● **Aim of the task**: Extract every record, exactly as written, and ignore the pictures.

Recorded data:
-*-

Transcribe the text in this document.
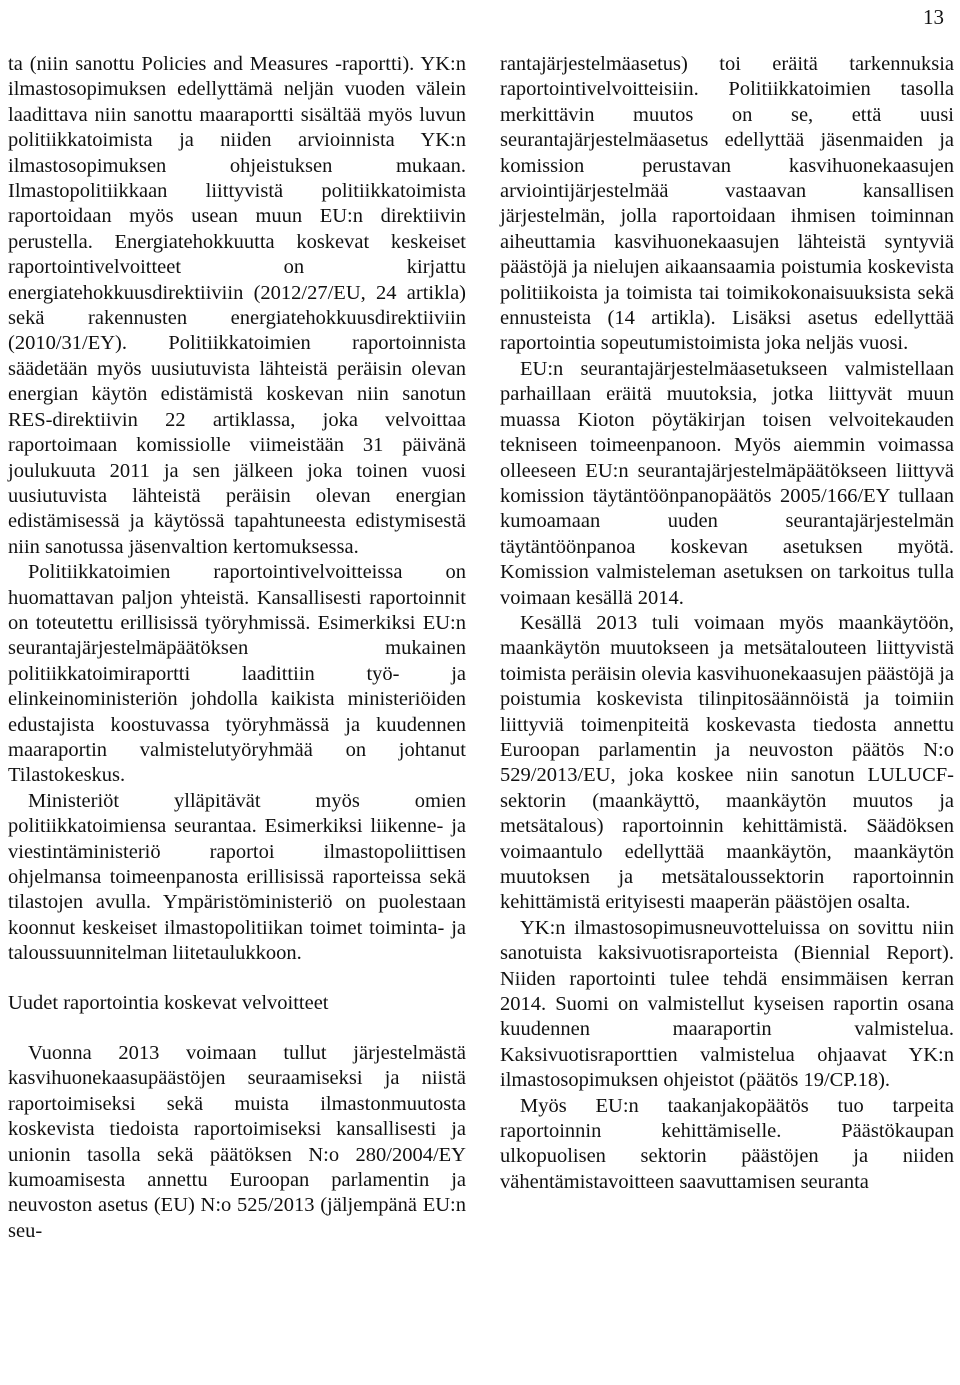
13

ta (niin sanottu Policies and Measures -raportti). YK:n ilmastosopimuksen edellyttämä neljän vuoden välein laadittava niin sanottu maaraportti sisältää myös luvun politiikkatoimista ja niiden arvioinnista YK:n ilmastosopimuksen ohjeistuksen mukaan. Ilmastopolitiikkaan liittyvistä politiikkatoimista raportoidaan myös usean muun EU:n direktiivin perustella. Energiatehokkuutta koskevat keskeiset raportointivelvoitteet on kirjattu energiatehokkuusdirektiiviin (2012/27/EU, 24 artikla) sekä rakennusten energiatehokkuusdirektiiviin (2010/31/EY). Politiikkatoimien raportoinnista säädetään myös uusiutuvista lähteistä peräisin olevan energian käytön edistämistä koskevan niin sanotun RES-direktiivin 22 artiklassa, joka velvoittaa raportoimaan komissiolle viimeistään 31 päivänä joulukuuta 2011 ja sen jälkeen joka toinen vuosi uusiutuvista lähteistä peräisin olevan energian edistämisessä ja käytössä tapahtuneesta edistymisestä niin sanotussa jäsenvaltion kertomuksessa.

Politiikkatoimien raportointivelvoitteissa on huomattavan paljon yhteistä. Kansallisesti raportoinnit on toteutettu erillisissä työryhmissä. Esimerkiksi EU:n seurantajärjestelmäpäätöksen mukainen politiikkatoimiraportti laadittiin työ- ja elinkeinoministeriön johdolla kaikista ministeriöiden edustajista koostuvassa työryhmässä ja kuudennen maaraportin valmistelutyöryhmää on johtanut Tilastokeskus.

Ministeriöt ylläpitävät myös omien politiikkatoimiensa seurantaa. Esimerkiksi liikenne- ja viestintäministeriö raportoi ilmastopoliittisen ohjelmansa toimeenpanosta erillisissä raporteissa sekä tilastojen avulla. Ympäristöministeriö on puolestaan koonnut keskeiset ilmastopolitiikan toimet toiminta- ja taloussuunnitelman liitetaulukkoon.

Uudet raportointia koskevat velvoitteet

Vuonna 2013 voimaan tullut järjestelmästä kasvihuonekaasupäästöjen seuraamiseksi ja niistä raportoimiseksi sekä muista ilmastonmuutosta koskevista tiedoista raportoimiseksi kansallisesti ja unionin tasolla sekä päätöksen N:o 280/2004/EY kumoamisesta annettu Euroopan parlamentin ja neuvoston asetus (EU) N:o 525/2013 (jäljempänä EU:n seu-

rantajärjestelmäasetus) toi eräitä tarkennuksia raportointivelvoitteisiin. Politiikkatoimien tasolla merkittävin muutos on se, että uusi seurantajärjestelmäasetus edellyttää jäsenmaiden ja komission perustavan kasvihuonekaasujen arviointijärjestelmää vastaavan kansallisen järjestelmän, jolla raportoidaan ihmisen toiminnan aiheuttamia kasvihuonekaasujen lähteistä syntyviä päästöjä ja nielujen aikaansaamia poistumia koskevista politiikoista ja toimista tai toimikokonaisuuksista sekä ennusteista (14 artikla). Lisäksi asetus edellyttää raportointia sopeutumistoimista joka neljäs vuosi.

EU:n seurantajärjestelmäasetukseen valmistellaan parhaillaan eräitä muutoksia, jotka liittyvät muun muassa Kioton pöytäkirjan toisen velvoitekauden tekniseen toimeenpanoon. Myös aiemmin voimassa olleeseen EU:n seurantajärjestelmäpäätökseen liittyvä komission täytäntöönpanopäätös 2005/166/EY tullaan kumoamaan uuden seurantajärjestelmän täytäntöönpanoa koskevan asetuksen myötä. Komission valmisteleman asetuksen on tarkoitus tulla voimaan kesällä 2014.

Kesällä 2013 tuli voimaan myös maankäytöön, maankäytön muutokseen ja metsätalouteen liittyvistä toimista peräisin olevia kasvihuonekaasujen päästöjä ja poistumia koskevista tilinpitosäännöistä ja toimiin liittyviä toimenpiteitä koskevasta tiedosta annettu Euroopan parlamentin ja neuvoston päätös N:o 529/2013/EU, joka koskee niin sanotun LULUCF-sektorin (maankäyttö, maankäytön muutos ja metsätalous) raportoinnin kehittämistä. Säädöksen voimaantulo edellyttää maankäytön, maankäytön muutoksen ja metsätaloussektorin raportoinnin kehittämistä erityisesti maaperän päästöjen osalta.

YK:n ilmastosopimusneuvotteluissa on sovittu niin sanotuista kaksivuotisraporteista (Biennial Report). Niiden raportointi tulee tehdä ensimmäisen kerran 2014. Suomi on valmistellut kyseisen raportin osana kuudennen maaraportin valmistelua. Kaksivuotisraporttien valmistelua ohjaavat YK:n ilmastosopimuksen ohjeistot (päätös 19/CP.18).

Myös EU:n taakanjakopäätös tuo tarpeita raportoinnin kehittämiselle. Päästökaupan ulkopuolisen sektorin päästöjen ja niiden vähentämistavoitteen saavuttamisen seuranta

-*-

● **Answer to this task**:
Transcribe the text in this document.
13

ta (niin sanottu Policies and Measures -raportti). YK:n ilmastosopimuksen edellyttämä neljän vuoden välein laadittava niin sanottu maaraportti sisältää myös luvun politiikkatoimista ja niiden arvioinnista YK:n ilmastosopimuksen ohjeistuksen mukaan. Ilmastopolitiikkaan liittyvistä politiikkatoimista raportoidaan myös usean muun EU:n direktiivin perustella. Energiatehokkuutta koskevat keskeiset raportointivelvoitteet on kirjattu energiatehokkuusdirektiiviin (2012/27/EU, 24 artikla) sekä rakennusten energiatehokkuusdirektiiviin (2010/31/EY). Politiikkatoimien raportoinnista säädetään myös uusiutuvista lähteistä peräisin olevan energian käytön edistämistä koskevan niin sanotun RES-direktiivin 22 artiklassa, joka velvoittaa raportoimaan komissiolle viimeistään 31 päivänä joulukuuta 2011 ja sen jälkeen joka toinen vuosi uusiutuvista lähteistä peräisin olevan energian edistämisessä ja käytössä tapahtuneesta edistymisestä niin sanotussa jäsenvaltion kertomuksessa.

Politiikkatoimien raportointivelvoitteissa on huomattavan paljon yhteistä. Kansallisesti raportoinnit on toteutettu erillisissä työryhmissä. Esimerkiksi EU:n seurantajärjestelmäpäätöksen mukainen politiikkatoimiraportti laadittiin työ- ja elinkeinoministeriön johdolla kaikista ministeriöiden edustajista koostuvassa työryhmässä ja kuudennen maaraportin valmistelutyöryhmää on johtanut Tilastokeskus.

Ministeriöt ylläpitävät myös omien politiikkatoimiensa seurantaa. Esimerkiksi liikenne- ja viestintäministeriö raportoi ilmastopoliittisen ohjelmansa toimeenpanosta erillisissä raporteissa sekä tilastojen avulla. Ympäristöministeriö on puolestaan koonnut keskeiset ilmastopolitiikan toimet toiminta- ja taloussuunnitelman liitetaulukkoon.

Uudet raportointia koskevat velvoitteet

Vuonna 2013 voimaan tullut järjestelmästä kasvihuonekaasupäästöjen seuraamiseksi ja niistä raportoimiseksi sekä muista ilmastonmuutosta koskevista tiedoista raportoimiseksi kansallisesti ja unionin tasolla sekä päätöksen N:o 280/2004/EY kumoamisesta annettu Euroopan parlamentin ja neuvoston asetus (EU) N:o 525/2013 (jäljempänä EU:n seu-

rantajärjestelmäasetus) toi eräitä tarkennuksia raportointivelvoitteisiin. Politiikkatoimien tasolla merkittävin muutos on se, että uusi seurantajärjestelmäasetus edellyttää jäsenmaiden ja komission perustavan kasvihuonekaasujen arviointijärjestelmää vastaavan kansallisen järjestelmän, jolla raportoidaan ihmisen toiminnan aiheuttamia kasvihuonekaasujen lähteistä syntyviä päästöjä ja nielujen aikaansaamia poistumia koskevista politiikoista ja toimista tai toimikokonaisuuksista sekä ennusteista (14 artikla). Lisäksi asetus edellyttää raportointia sopeutumistoimista joka neljäs vuosi.

EU:n seurantajärjestelmäasetukseen valmistellaan parhaillaan eräitä muutoksia, jotka liittyvät muun muassa Kioton pöytäkirjan toisen velvoitekauden tekniseen toimeenpanoon. Myös aiemmin voimassa olleeseen EU:n seurantajärjestelmäpäätökseen liittyvä komission täytäntöönpanopäätös 2005/166/EY tullaan kumoamaan uuden seurantajärjestelmän täytäntöönpanoa koskevan asetuksen myötä. Komission valmisteleman asetuksen on tarkoitus tulla voimaan kesällä 2014.

Kesällä 2013 tuli voimaan myös maankäytöön, maankäytön muutokseen ja metsätalouteen liittyvistä toimista peräisin olevia kasvihuonekaasujen päästöjä ja poistumia koskevista tilinpitosäännöistä ja toimiin liittyviä toimenpiteitä koskevasta tiedosta annettu Euroopan parlamentin ja neuvoston päätös N:o 529/2013/EU, joka koskee niin sanotun LULUCF-sektorin (maankäyttö, maankäytön muutos ja metsätalous) raportoinnin kehittämistä. Säädöksen voimaantulo edellyttää maankäytön, maankäytön muutoksen ja metsätaloussektorin raportoinnin kehittämistä erityisesti maaperän päästöjen osalta.

YK:n ilmastosopimusneuvotteluissa on sovittu niin sanotuista kaksivuotisraporteista (Biennial Report). Niiden raportointi tulee tehdä ensimmäisen kerran 2014. Suomi on valmistellut kyseisen raportin osana kuudennen maaraportin valmistelua. Kaksivuotisraporttien valmistelua ohjaavat YK:n ilmastosopimuksen ohjeistot (päätös 19/CP.18).

Myös EU:n taakanjakopäätös tuo tarpeita raportoinnin kehittämiselle. Päästökaupan ulkopuolisen sektorin päästöjen ja niiden vähentämistavoitteen saavuttamisen seuranta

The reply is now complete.